___ WORKING DATA ___

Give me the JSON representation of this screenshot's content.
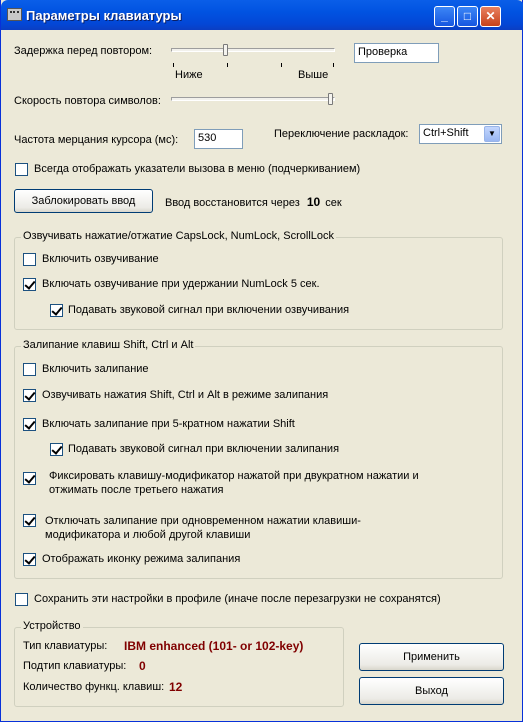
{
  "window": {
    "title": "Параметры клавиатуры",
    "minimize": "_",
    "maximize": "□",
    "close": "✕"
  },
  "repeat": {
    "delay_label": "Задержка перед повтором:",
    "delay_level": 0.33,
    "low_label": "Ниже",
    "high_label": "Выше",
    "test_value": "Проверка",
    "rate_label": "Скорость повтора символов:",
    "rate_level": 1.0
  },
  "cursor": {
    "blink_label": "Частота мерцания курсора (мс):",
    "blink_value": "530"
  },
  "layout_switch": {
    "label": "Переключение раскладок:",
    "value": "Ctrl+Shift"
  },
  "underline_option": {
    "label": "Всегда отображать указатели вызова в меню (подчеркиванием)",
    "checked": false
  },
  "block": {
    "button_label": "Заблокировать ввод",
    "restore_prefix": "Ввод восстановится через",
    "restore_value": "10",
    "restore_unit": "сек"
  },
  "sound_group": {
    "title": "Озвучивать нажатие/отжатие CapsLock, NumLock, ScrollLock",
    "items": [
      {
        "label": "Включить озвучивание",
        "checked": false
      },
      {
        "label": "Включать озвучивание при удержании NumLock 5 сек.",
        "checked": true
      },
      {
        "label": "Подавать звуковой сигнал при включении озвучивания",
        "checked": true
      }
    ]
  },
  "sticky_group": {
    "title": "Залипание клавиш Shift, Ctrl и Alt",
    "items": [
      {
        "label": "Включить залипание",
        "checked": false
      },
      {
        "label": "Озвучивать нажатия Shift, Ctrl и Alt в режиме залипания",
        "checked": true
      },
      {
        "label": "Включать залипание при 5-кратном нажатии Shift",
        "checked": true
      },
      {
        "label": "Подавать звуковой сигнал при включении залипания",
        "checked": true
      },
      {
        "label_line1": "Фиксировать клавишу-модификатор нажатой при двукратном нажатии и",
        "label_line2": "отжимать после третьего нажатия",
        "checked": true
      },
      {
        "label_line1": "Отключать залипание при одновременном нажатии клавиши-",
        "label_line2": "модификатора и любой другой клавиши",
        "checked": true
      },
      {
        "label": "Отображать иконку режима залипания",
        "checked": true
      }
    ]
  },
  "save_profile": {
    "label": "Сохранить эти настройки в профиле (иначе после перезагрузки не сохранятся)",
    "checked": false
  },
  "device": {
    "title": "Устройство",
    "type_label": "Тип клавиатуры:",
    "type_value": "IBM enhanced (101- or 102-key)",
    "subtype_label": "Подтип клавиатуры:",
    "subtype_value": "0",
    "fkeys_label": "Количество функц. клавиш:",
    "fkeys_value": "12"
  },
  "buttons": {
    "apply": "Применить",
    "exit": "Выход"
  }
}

___

PROMPT:
Find the string "NumLock" in the entries above and return each line that holds it.

FINISHED TASK:
    "title": "Озвучивать нажатие/отжатие CapsLock, NumLock, ScrollLock",
        "label": "Включать озвучивание при удержании NumLock 5 сек.",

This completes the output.